[PROMPT]
Check each line of the data below for the word "perceive", then extract the ones that have it.

Data records
************

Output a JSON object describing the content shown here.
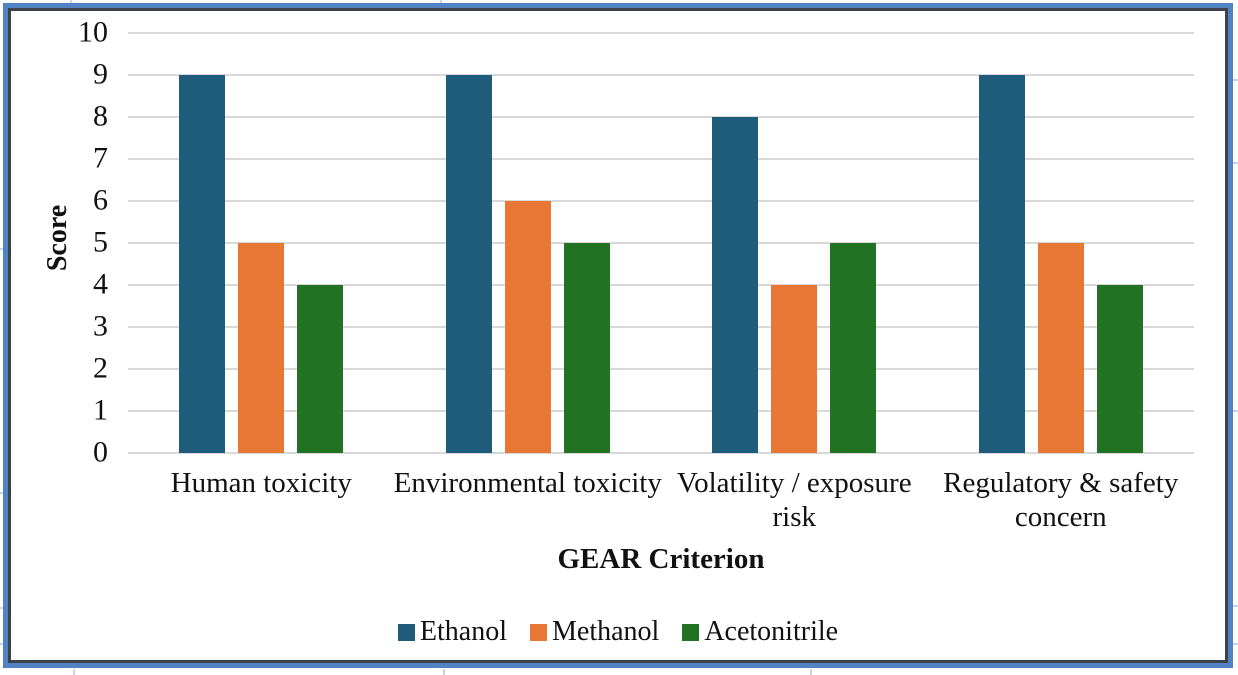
{
  "chart_data": {
    "type": "bar",
    "title": "",
    "categories": [
      "Human toxicity",
      "Environmental toxicity",
      "Volatility / exposure risk",
      "Regulatory & safety concern"
    ],
    "series": [
      {
        "name": "Ethanol",
        "color": "#1F5C7C",
        "values": [
          9,
          9,
          8,
          9
        ]
      },
      {
        "name": "Methanol",
        "color": "#E87635",
        "values": [
          5,
          6,
          4,
          5
        ]
      },
      {
        "name": "Acetonitrile",
        "color": "#217323",
        "values": [
          4,
          5,
          5,
          4
        ]
      }
    ],
    "xlabel": "GEAR Criterion",
    "ylabel": "Score",
    "ylim": [
      0,
      10
    ],
    "yticks": [
      0,
      1,
      2,
      3,
      4,
      5,
      6,
      7,
      8,
      9,
      10
    ],
    "grid": true,
    "legend_position": "bottom",
    "legend_swatch_icon": "square"
  },
  "ui": {
    "frame_border_color": "#5183C4",
    "frame_inner_border_color": "#3E4148",
    "gridline_color": "#D9D9D9",
    "worksheet_gridline_color": "#C8D4E8",
    "text_color": "#111111",
    "background_color": "#FFFFFF"
  }
}
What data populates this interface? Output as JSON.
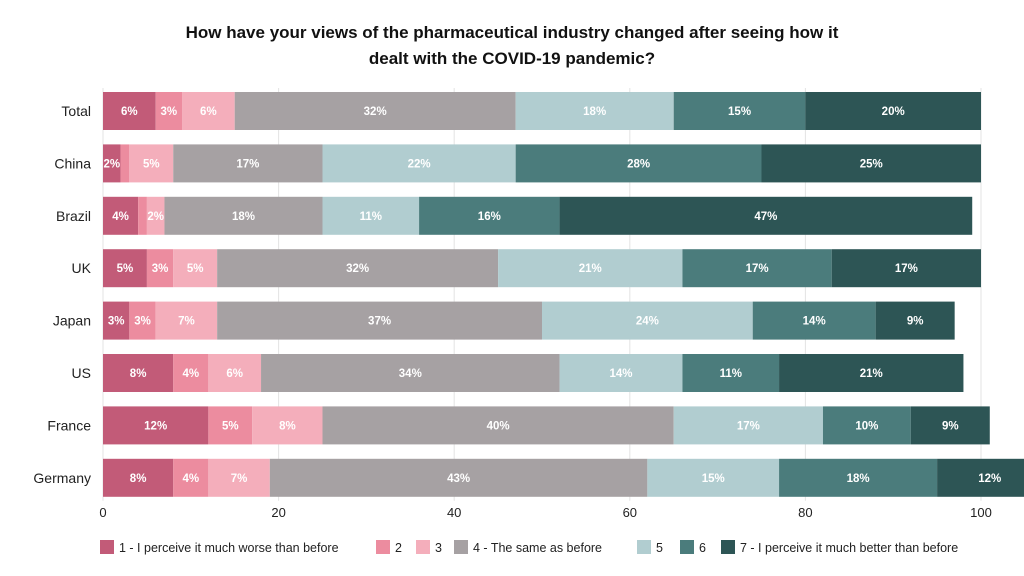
{
  "chart_data": {
    "type": "bar",
    "orientation": "horizontal",
    "stacked": true,
    "title_lines": [
      "How have your views of the pharmaceutical industry changed after seeing how it",
      "dealt with the COVID-19 pandemic?"
    ],
    "categories": [
      "Total",
      "China",
      "Brazil",
      "UK",
      "Japan",
      "US",
      "France",
      "Germany"
    ],
    "xlim": [
      0,
      100
    ],
    "xticks": [
      0,
      20,
      40,
      60,
      80,
      100
    ],
    "grid": true,
    "legend_position": "bottom",
    "series": [
      {
        "name": "1 - I perceive it much worse than before",
        "color": "#c25b78",
        "values": [
          6,
          2,
          4,
          5,
          3,
          8,
          12,
          8
        ],
        "labels": [
          "6%",
          "2%",
          "4%",
          "5%",
          "3%",
          "8%",
          "12%",
          "8%"
        ]
      },
      {
        "name": "2",
        "color": "#ec8c9f",
        "values": [
          3,
          1,
          1,
          3,
          3,
          4,
          5,
          4
        ],
        "labels": [
          "3%",
          "",
          "",
          "3%",
          "3%",
          "4%",
          "5%",
          "4%"
        ]
      },
      {
        "name": "3",
        "color": "#f4aebb",
        "values": [
          6,
          5,
          2,
          5,
          7,
          6,
          8,
          7
        ],
        "labels": [
          "6%",
          "5%",
          "2%",
          "5%",
          "7%",
          "6%",
          "8%",
          "7%"
        ]
      },
      {
        "name": "4 - The same as before",
        "color": "#a6a1a3",
        "values": [
          32,
          17,
          18,
          32,
          37,
          34,
          40,
          43
        ],
        "labels": [
          "32%",
          "17%",
          "18%",
          "32%",
          "37%",
          "34%",
          "40%",
          "43%"
        ]
      },
      {
        "name": "5",
        "color": "#b1cdd0",
        "values": [
          18,
          22,
          11,
          21,
          24,
          14,
          17,
          15
        ],
        "labels": [
          "18%",
          "22%",
          "11%",
          "21%",
          "24%",
          "14%",
          "17%",
          "15%"
        ]
      },
      {
        "name": "6",
        "color": "#4b7c7c",
        "values": [
          15,
          28,
          16,
          17,
          14,
          11,
          10,
          18
        ],
        "labels": [
          "15%",
          "28%",
          "16%",
          "17%",
          "14%",
          "11%",
          "10%",
          "18%"
        ]
      },
      {
        "name": "7 - I perceive it much better than before",
        "color": "#2d5555",
        "values": [
          20,
          25,
          47,
          17,
          9,
          21,
          9,
          12
        ],
        "labels": [
          "20%",
          "25%",
          "47%",
          "17%",
          "9%",
          "21%",
          "9%",
          "12%"
        ]
      }
    ]
  }
}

************

[TASK RESPONSE]
        "name": "1 - I perceive it much worse than before",
        "name": "7 - I perceive it much better than before",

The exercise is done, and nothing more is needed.